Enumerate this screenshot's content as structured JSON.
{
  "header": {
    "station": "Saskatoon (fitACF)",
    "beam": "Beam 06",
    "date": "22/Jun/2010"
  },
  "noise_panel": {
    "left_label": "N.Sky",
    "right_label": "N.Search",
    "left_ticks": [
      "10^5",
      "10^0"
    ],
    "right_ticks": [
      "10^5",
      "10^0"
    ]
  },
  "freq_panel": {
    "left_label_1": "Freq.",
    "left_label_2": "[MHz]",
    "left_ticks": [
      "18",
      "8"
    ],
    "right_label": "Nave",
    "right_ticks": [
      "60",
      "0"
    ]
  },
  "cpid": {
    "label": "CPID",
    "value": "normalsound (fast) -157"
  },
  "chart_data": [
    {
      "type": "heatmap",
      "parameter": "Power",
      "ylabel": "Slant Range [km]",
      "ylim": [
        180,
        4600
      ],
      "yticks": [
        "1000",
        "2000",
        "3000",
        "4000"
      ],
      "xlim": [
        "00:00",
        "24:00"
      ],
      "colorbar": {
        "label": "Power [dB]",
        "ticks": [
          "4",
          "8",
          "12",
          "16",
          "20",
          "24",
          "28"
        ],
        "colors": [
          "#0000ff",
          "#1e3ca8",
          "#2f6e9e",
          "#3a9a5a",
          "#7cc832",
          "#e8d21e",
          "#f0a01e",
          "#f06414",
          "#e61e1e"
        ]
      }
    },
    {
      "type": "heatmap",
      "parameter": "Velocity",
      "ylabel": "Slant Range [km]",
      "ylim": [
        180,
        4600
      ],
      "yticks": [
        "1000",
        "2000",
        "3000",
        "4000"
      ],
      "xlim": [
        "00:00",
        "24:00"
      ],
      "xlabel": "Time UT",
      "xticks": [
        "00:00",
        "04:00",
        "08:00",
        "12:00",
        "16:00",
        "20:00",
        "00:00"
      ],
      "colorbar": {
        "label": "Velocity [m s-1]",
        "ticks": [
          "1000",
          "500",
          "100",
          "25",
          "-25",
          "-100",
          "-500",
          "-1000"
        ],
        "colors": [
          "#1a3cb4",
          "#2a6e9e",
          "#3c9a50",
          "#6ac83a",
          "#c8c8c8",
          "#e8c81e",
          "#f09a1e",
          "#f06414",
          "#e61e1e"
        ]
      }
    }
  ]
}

WRITTEN TASK: Restate each entry exactly, skipping none.

EXERCISE ANSWER:
Enumerate this screenshot's content as structured JSON.
{
  "header": {
    "station": "Saskatoon (fitACF)",
    "beam": "Beam 06",
    "date": "22/Jun/2010"
  },
  "noise_panel": {
    "left_label": "N.Sky",
    "right_label": "N.Search",
    "left_ticks": [
      "10^5",
      "10^0"
    ],
    "right_ticks": [
      "10^5",
      "10^0"
    ]
  },
  "freq_panel": {
    "left_label_1": "Freq.",
    "left_label_2": "[MHz]",
    "left_ticks": [
      "18",
      "8"
    ],
    "right_label": "Nave",
    "right_ticks": [
      "60",
      "0"
    ]
  },
  "cpid": {
    "label": "CPID",
    "value": "normalsound (fast) -157"
  },
  "chart_data": [
    {
      "type": "heatmap",
      "parameter": "Power",
      "ylabel": "Slant Range [km]",
      "ylim": [
        180,
        4600
      ],
      "yticks": [
        "1000",
        "2000",
        "3000",
        "4000"
      ],
      "xlim": [
        "00:00",
        "24:00"
      ],
      "colorbar": {
        "label": "Power [dB]",
        "ticks": [
          "4",
          "8",
          "12",
          "16",
          "20",
          "24",
          "28"
        ],
        "colors": [
          "#0000ff",
          "#1e3ca8",
          "#2f6e9e",
          "#3a9a5a",
          "#7cc832",
          "#e8d21e",
          "#f0a01e",
          "#f06414",
          "#e61e1e"
        ]
      }
    },
    {
      "type": "heatmap",
      "parameter": "Velocity",
      "ylabel": "Slant Range [km]",
      "ylim": [
        180,
        4600
      ],
      "yticks": [
        "1000",
        "2000",
        "3000",
        "4000"
      ],
      "xlim": [
        "00:00",
        "24:00"
      ],
      "xlabel": "Time UT",
      "xticks": [
        "00:00",
        "04:00",
        "08:00",
        "12:00",
        "16:00",
        "20:00",
        "00:00"
      ],
      "colorbar": {
        "label": "Velocity [m s-1]",
        "ticks": [
          "1000",
          "500",
          "100",
          "25",
          "-25",
          "-100",
          "-500",
          "-1000"
        ],
        "colors": [
          "#1a3cb4",
          "#2a6e9e",
          "#3c9a50",
          "#6ac83a",
          "#c8c8c8",
          "#e8c81e",
          "#f09a1e",
          "#f06414",
          "#e61e1e"
        ]
      }
    }
  ]
}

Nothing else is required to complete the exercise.